* Stored data:
---
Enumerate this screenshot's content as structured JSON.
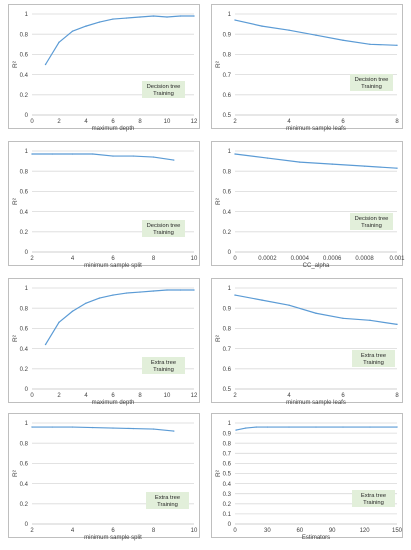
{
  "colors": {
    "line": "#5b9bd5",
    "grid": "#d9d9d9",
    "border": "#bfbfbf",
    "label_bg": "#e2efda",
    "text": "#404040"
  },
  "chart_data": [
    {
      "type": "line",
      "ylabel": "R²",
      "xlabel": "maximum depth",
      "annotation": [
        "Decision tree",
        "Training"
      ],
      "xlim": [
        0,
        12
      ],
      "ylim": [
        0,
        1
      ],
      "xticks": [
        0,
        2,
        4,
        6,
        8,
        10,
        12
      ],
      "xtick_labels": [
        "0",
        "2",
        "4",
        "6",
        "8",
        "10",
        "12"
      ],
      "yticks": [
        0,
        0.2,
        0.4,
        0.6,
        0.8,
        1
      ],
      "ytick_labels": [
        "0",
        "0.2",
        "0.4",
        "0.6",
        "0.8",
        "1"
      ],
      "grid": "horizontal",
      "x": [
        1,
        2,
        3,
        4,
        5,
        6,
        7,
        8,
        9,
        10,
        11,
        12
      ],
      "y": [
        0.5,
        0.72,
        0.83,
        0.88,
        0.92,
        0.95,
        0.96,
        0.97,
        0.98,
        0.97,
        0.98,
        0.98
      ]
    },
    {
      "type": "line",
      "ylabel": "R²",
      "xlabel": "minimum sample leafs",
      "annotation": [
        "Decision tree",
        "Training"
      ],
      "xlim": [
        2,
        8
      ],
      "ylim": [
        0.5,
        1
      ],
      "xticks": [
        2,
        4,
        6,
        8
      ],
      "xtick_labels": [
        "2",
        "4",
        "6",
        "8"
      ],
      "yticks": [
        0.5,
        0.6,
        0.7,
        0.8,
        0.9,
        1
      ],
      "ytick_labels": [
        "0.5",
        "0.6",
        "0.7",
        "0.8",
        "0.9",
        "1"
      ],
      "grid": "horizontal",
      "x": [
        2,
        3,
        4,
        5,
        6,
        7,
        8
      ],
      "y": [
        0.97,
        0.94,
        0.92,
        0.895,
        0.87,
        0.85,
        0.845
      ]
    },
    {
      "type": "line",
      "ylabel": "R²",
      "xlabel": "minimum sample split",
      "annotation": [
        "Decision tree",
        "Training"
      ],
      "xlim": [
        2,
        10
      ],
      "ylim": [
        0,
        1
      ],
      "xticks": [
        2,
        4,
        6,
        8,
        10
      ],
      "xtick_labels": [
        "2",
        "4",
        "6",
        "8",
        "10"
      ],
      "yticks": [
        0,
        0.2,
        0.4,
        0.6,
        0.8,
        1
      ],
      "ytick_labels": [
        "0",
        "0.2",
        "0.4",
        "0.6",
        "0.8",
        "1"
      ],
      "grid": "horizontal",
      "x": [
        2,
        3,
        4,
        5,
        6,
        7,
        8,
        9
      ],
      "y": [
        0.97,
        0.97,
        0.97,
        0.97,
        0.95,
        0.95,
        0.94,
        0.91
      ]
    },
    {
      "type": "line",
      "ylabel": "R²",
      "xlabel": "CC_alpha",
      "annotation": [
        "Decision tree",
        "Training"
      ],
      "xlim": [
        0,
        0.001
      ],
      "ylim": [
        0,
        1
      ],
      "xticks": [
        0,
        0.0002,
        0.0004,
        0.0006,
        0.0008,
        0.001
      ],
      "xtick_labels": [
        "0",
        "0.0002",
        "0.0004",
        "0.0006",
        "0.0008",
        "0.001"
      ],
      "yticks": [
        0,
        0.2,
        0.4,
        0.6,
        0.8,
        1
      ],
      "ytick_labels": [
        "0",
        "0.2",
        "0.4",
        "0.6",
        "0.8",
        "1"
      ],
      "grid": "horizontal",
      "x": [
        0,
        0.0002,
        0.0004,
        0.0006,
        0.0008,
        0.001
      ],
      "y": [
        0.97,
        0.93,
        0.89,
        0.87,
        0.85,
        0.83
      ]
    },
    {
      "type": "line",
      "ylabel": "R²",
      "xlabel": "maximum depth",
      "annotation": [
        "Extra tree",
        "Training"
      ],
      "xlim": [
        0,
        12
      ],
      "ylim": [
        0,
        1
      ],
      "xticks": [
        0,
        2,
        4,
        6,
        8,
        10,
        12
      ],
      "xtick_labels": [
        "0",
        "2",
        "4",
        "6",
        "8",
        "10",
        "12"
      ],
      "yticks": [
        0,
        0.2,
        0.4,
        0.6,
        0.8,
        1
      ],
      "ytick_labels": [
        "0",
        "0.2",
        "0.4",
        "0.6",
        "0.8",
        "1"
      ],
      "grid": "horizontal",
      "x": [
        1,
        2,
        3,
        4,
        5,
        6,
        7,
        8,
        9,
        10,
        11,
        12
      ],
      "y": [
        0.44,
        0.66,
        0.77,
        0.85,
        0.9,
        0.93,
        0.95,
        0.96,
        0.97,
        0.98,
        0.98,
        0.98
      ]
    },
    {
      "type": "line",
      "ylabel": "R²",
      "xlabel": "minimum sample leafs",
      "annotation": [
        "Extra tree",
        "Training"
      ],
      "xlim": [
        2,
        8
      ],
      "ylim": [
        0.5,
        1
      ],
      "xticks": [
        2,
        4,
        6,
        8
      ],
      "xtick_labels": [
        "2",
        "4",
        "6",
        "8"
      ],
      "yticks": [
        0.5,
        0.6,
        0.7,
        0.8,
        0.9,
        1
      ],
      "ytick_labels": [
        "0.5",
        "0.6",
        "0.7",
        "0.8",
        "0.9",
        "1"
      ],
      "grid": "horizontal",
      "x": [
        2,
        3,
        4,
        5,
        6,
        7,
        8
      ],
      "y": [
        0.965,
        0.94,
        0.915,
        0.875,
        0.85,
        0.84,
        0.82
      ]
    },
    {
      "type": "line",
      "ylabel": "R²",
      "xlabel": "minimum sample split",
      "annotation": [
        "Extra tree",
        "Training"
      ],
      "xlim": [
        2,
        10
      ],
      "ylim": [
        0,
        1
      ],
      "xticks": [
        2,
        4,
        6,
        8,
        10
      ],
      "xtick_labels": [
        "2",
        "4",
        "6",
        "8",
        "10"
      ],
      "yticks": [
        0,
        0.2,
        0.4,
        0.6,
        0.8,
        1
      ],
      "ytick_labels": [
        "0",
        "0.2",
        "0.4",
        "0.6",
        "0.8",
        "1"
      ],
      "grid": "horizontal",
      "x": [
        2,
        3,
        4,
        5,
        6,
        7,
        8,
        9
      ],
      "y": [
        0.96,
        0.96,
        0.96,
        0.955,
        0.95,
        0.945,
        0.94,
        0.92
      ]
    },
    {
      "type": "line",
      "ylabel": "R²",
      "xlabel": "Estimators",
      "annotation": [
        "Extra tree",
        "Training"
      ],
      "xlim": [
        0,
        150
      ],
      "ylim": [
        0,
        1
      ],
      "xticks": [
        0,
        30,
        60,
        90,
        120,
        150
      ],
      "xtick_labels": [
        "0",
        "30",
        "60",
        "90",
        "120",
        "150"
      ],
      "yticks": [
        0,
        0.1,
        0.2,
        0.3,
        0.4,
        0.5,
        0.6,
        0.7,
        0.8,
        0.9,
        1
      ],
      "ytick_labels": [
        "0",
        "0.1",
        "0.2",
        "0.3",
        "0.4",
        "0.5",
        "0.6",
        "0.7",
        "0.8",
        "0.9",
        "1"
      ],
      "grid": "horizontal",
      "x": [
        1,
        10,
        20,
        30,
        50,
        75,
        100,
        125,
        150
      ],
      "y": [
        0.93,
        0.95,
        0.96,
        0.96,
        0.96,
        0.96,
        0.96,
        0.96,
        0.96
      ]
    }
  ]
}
---
* Brief: All of the material above needs to be restated exactly, with no pictures.

* Answer to the task:
Enumerate this screenshot's content as structured JSON.
{
  "colors": {
    "line": "#5b9bd5",
    "grid": "#d9d9d9",
    "border": "#bfbfbf",
    "label_bg": "#e2efda",
    "text": "#404040"
  },
  "chart_data": [
    {
      "type": "line",
      "ylabel": "R²",
      "xlabel": "maximum depth",
      "annotation": [
        "Decision tree",
        "Training"
      ],
      "xlim": [
        0,
        12
      ],
      "ylim": [
        0,
        1
      ],
      "xticks": [
        0,
        2,
        4,
        6,
        8,
        10,
        12
      ],
      "xtick_labels": [
        "0",
        "2",
        "4",
        "6",
        "8",
        "10",
        "12"
      ],
      "yticks": [
        0,
        0.2,
        0.4,
        0.6,
        0.8,
        1
      ],
      "ytick_labels": [
        "0",
        "0.2",
        "0.4",
        "0.6",
        "0.8",
        "1"
      ],
      "grid": "horizontal",
      "x": [
        1,
        2,
        3,
        4,
        5,
        6,
        7,
        8,
        9,
        10,
        11,
        12
      ],
      "y": [
        0.5,
        0.72,
        0.83,
        0.88,
        0.92,
        0.95,
        0.96,
        0.97,
        0.98,
        0.97,
        0.98,
        0.98
      ]
    },
    {
      "type": "line",
      "ylabel": "R²",
      "xlabel": "minimum sample leafs",
      "annotation": [
        "Decision tree",
        "Training"
      ],
      "xlim": [
        2,
        8
      ],
      "ylim": [
        0.5,
        1
      ],
      "xticks": [
        2,
        4,
        6,
        8
      ],
      "xtick_labels": [
        "2",
        "4",
        "6",
        "8"
      ],
      "yticks": [
        0.5,
        0.6,
        0.7,
        0.8,
        0.9,
        1
      ],
      "ytick_labels": [
        "0.5",
        "0.6",
        "0.7",
        "0.8",
        "0.9",
        "1"
      ],
      "grid": "horizontal",
      "x": [
        2,
        3,
        4,
        5,
        6,
        7,
        8
      ],
      "y": [
        0.97,
        0.94,
        0.92,
        0.895,
        0.87,
        0.85,
        0.845
      ]
    },
    {
      "type": "line",
      "ylabel": "R²",
      "xlabel": "minimum sample split",
      "annotation": [
        "Decision tree",
        "Training"
      ],
      "xlim": [
        2,
        10
      ],
      "ylim": [
        0,
        1
      ],
      "xticks": [
        2,
        4,
        6,
        8,
        10
      ],
      "xtick_labels": [
        "2",
        "4",
        "6",
        "8",
        "10"
      ],
      "yticks": [
        0,
        0.2,
        0.4,
        0.6,
        0.8,
        1
      ],
      "ytick_labels": [
        "0",
        "0.2",
        "0.4",
        "0.6",
        "0.8",
        "1"
      ],
      "grid": "horizontal",
      "x": [
        2,
        3,
        4,
        5,
        6,
        7,
        8,
        9
      ],
      "y": [
        0.97,
        0.97,
        0.97,
        0.97,
        0.95,
        0.95,
        0.94,
        0.91
      ]
    },
    {
      "type": "line",
      "ylabel": "R²",
      "xlabel": "CC_alpha",
      "annotation": [
        "Decision tree",
        "Training"
      ],
      "xlim": [
        0,
        0.001
      ],
      "ylim": [
        0,
        1
      ],
      "xticks": [
        0,
        0.0002,
        0.0004,
        0.0006,
        0.0008,
        0.001
      ],
      "xtick_labels": [
        "0",
        "0.0002",
        "0.0004",
        "0.0006",
        "0.0008",
        "0.001"
      ],
      "yticks": [
        0,
        0.2,
        0.4,
        0.6,
        0.8,
        1
      ],
      "ytick_labels": [
        "0",
        "0.2",
        "0.4",
        "0.6",
        "0.8",
        "1"
      ],
      "grid": "horizontal",
      "x": [
        0,
        0.0002,
        0.0004,
        0.0006,
        0.0008,
        0.001
      ],
      "y": [
        0.97,
        0.93,
        0.89,
        0.87,
        0.85,
        0.83
      ]
    },
    {
      "type": "line",
      "ylabel": "R²",
      "xlabel": "maximum depth",
      "annotation": [
        "Extra tree",
        "Training"
      ],
      "xlim": [
        0,
        12
      ],
      "ylim": [
        0,
        1
      ],
      "xticks": [
        0,
        2,
        4,
        6,
        8,
        10,
        12
      ],
      "xtick_labels": [
        "0",
        "2",
        "4",
        "6",
        "8",
        "10",
        "12"
      ],
      "yticks": [
        0,
        0.2,
        0.4,
        0.6,
        0.8,
        1
      ],
      "ytick_labels": [
        "0",
        "0.2",
        "0.4",
        "0.6",
        "0.8",
        "1"
      ],
      "grid": "horizontal",
      "x": [
        1,
        2,
        3,
        4,
        5,
        6,
        7,
        8,
        9,
        10,
        11,
        12
      ],
      "y": [
        0.44,
        0.66,
        0.77,
        0.85,
        0.9,
        0.93,
        0.95,
        0.96,
        0.97,
        0.98,
        0.98,
        0.98
      ]
    },
    {
      "type": "line",
      "ylabel": "R²",
      "xlabel": "minimum sample leafs",
      "annotation": [
        "Extra tree",
        "Training"
      ],
      "xlim": [
        2,
        8
      ],
      "ylim": [
        0.5,
        1
      ],
      "xticks": [
        2,
        4,
        6,
        8
      ],
      "xtick_labels": [
        "2",
        "4",
        "6",
        "8"
      ],
      "yticks": [
        0.5,
        0.6,
        0.7,
        0.8,
        0.9,
        1
      ],
      "ytick_labels": [
        "0.5",
        "0.6",
        "0.7",
        "0.8",
        "0.9",
        "1"
      ],
      "grid": "horizontal",
      "x": [
        2,
        3,
        4,
        5,
        6,
        7,
        8
      ],
      "y": [
        0.965,
        0.94,
        0.915,
        0.875,
        0.85,
        0.84,
        0.82
      ]
    },
    {
      "type": "line",
      "ylabel": "R²",
      "xlabel": "minimum sample split",
      "annotation": [
        "Extra tree",
        "Training"
      ],
      "xlim": [
        2,
        10
      ],
      "ylim": [
        0,
        1
      ],
      "xticks": [
        2,
        4,
        6,
        8,
        10
      ],
      "xtick_labels": [
        "2",
        "4",
        "6",
        "8",
        "10"
      ],
      "yticks": [
        0,
        0.2,
        0.4,
        0.6,
        0.8,
        1
      ],
      "ytick_labels": [
        "0",
        "0.2",
        "0.4",
        "0.6",
        "0.8",
        "1"
      ],
      "grid": "horizontal",
      "x": [
        2,
        3,
        4,
        5,
        6,
        7,
        8,
        9
      ],
      "y": [
        0.96,
        0.96,
        0.96,
        0.955,
        0.95,
        0.945,
        0.94,
        0.92
      ]
    },
    {
      "type": "line",
      "ylabel": "R²",
      "xlabel": "Estimators",
      "annotation": [
        "Extra tree",
        "Training"
      ],
      "xlim": [
        0,
        150
      ],
      "ylim": [
        0,
        1
      ],
      "xticks": [
        0,
        30,
        60,
        90,
        120,
        150
      ],
      "xtick_labels": [
        "0",
        "30",
        "60",
        "90",
        "120",
        "150"
      ],
      "yticks": [
        0,
        0.1,
        0.2,
        0.3,
        0.4,
        0.5,
        0.6,
        0.7,
        0.8,
        0.9,
        1
      ],
      "ytick_labels": [
        "0",
        "0.1",
        "0.2",
        "0.3",
        "0.4",
        "0.5",
        "0.6",
        "0.7",
        "0.8",
        "0.9",
        "1"
      ],
      "grid": "horizontal",
      "x": [
        1,
        10,
        20,
        30,
        50,
        75,
        100,
        125,
        150
      ],
      "y": [
        0.93,
        0.95,
        0.96,
        0.96,
        0.96,
        0.96,
        0.96,
        0.96,
        0.96
      ]
    }
  ]
}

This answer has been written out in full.